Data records
▼▼▼

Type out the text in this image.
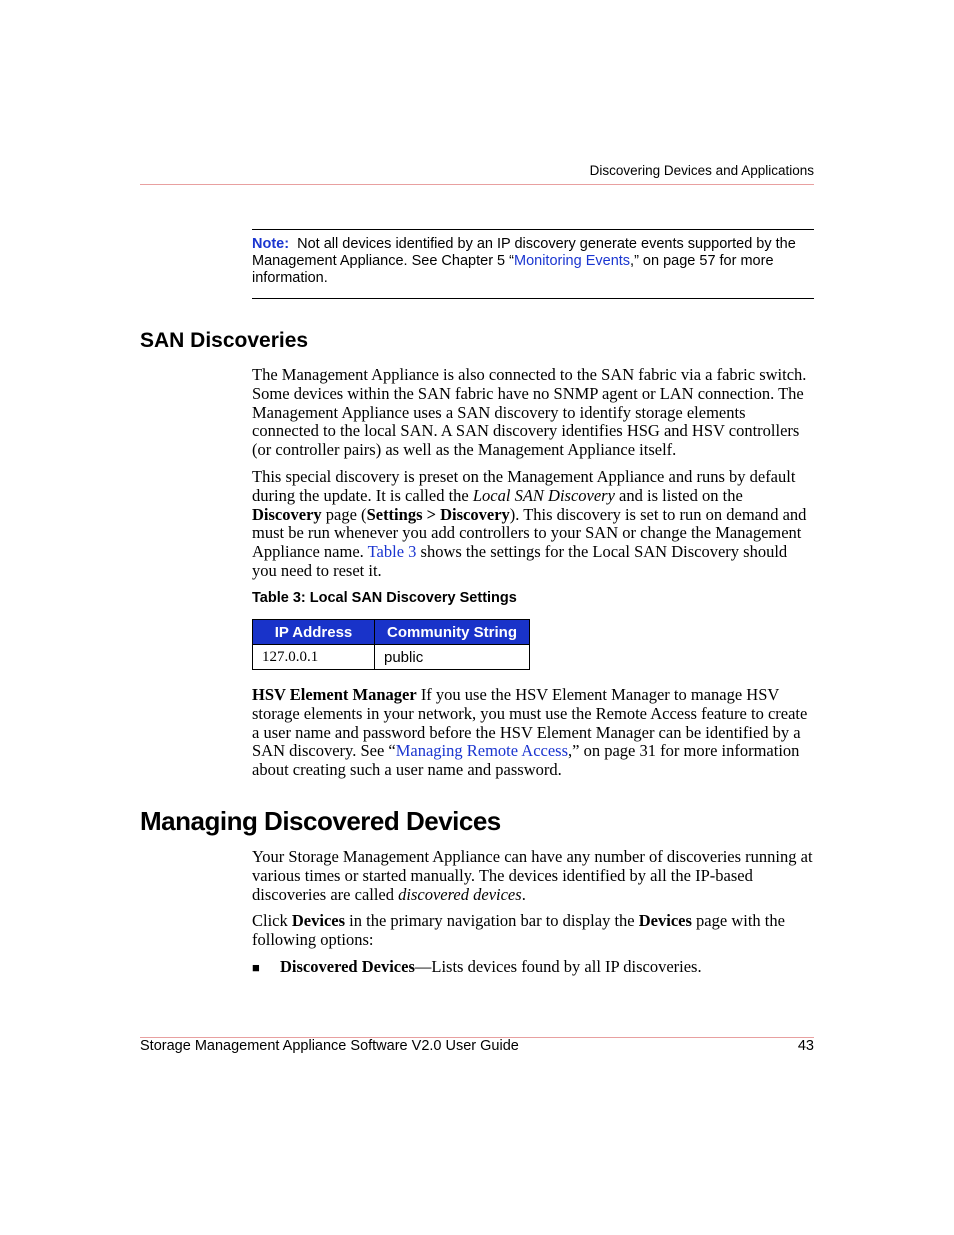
Discovering Devices and Applications
Note: Not all devices identified by an IP discovery generate events supported by the Management Appliance. See Chapter 5 “Monitoring Events,” on page 57 for more information.
SAN Discoveries

The Management Appliance is also connected to the SAN fabric via a fabric switch. Some devices within the SAN fabric have no SNMP agent or LAN connection. The Management Appliance uses a SAN discovery to identify storage elements connected to the local SAN. A SAN discovery identifies HSG and HSV controllers (or controller pairs) as well as the Management Appliance itself.

This special discovery is preset on the Management Appliance and runs by default during the update. It is called the Local SAN Discovery and is listed on the Discovery page (Settings > Discovery). This discovery is set to run on demand and must be run whenever you add controllers to your SAN or change the Management Appliance name. Table 3 shows the settings for the Local SAN Discovery should you need to reset it.

Table 3: Local SAN Discovery Settings
IP Address	Community String
127.0.0.1	public

HSV Element Manager If you use the HSV Element Manager to manage HSV storage elements in your network, you must use the Remote Access feature to create a user name and password before the HSV Element Manager can be identified by a SAN discovery. See “Managing Remote Access,” on page 31 for more information about creating such a user name and password.

Managing Discovered Devices

Your Storage Management Appliance can have any number of discoveries running at various times or started manually. The devices identified by all the IP-based discoveries are called discovered devices.

Click Devices in the primary navigation bar to display the Devices page with the following options:

■ Discovered Devices—Lists devices found by all IP discoveries.
Storage Management Appliance Software V2.0 User Guide	43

▲▲▲

**Written exercise**
Only the number is needed here: how many lines of the records contain "more"?

**Response to this task**
2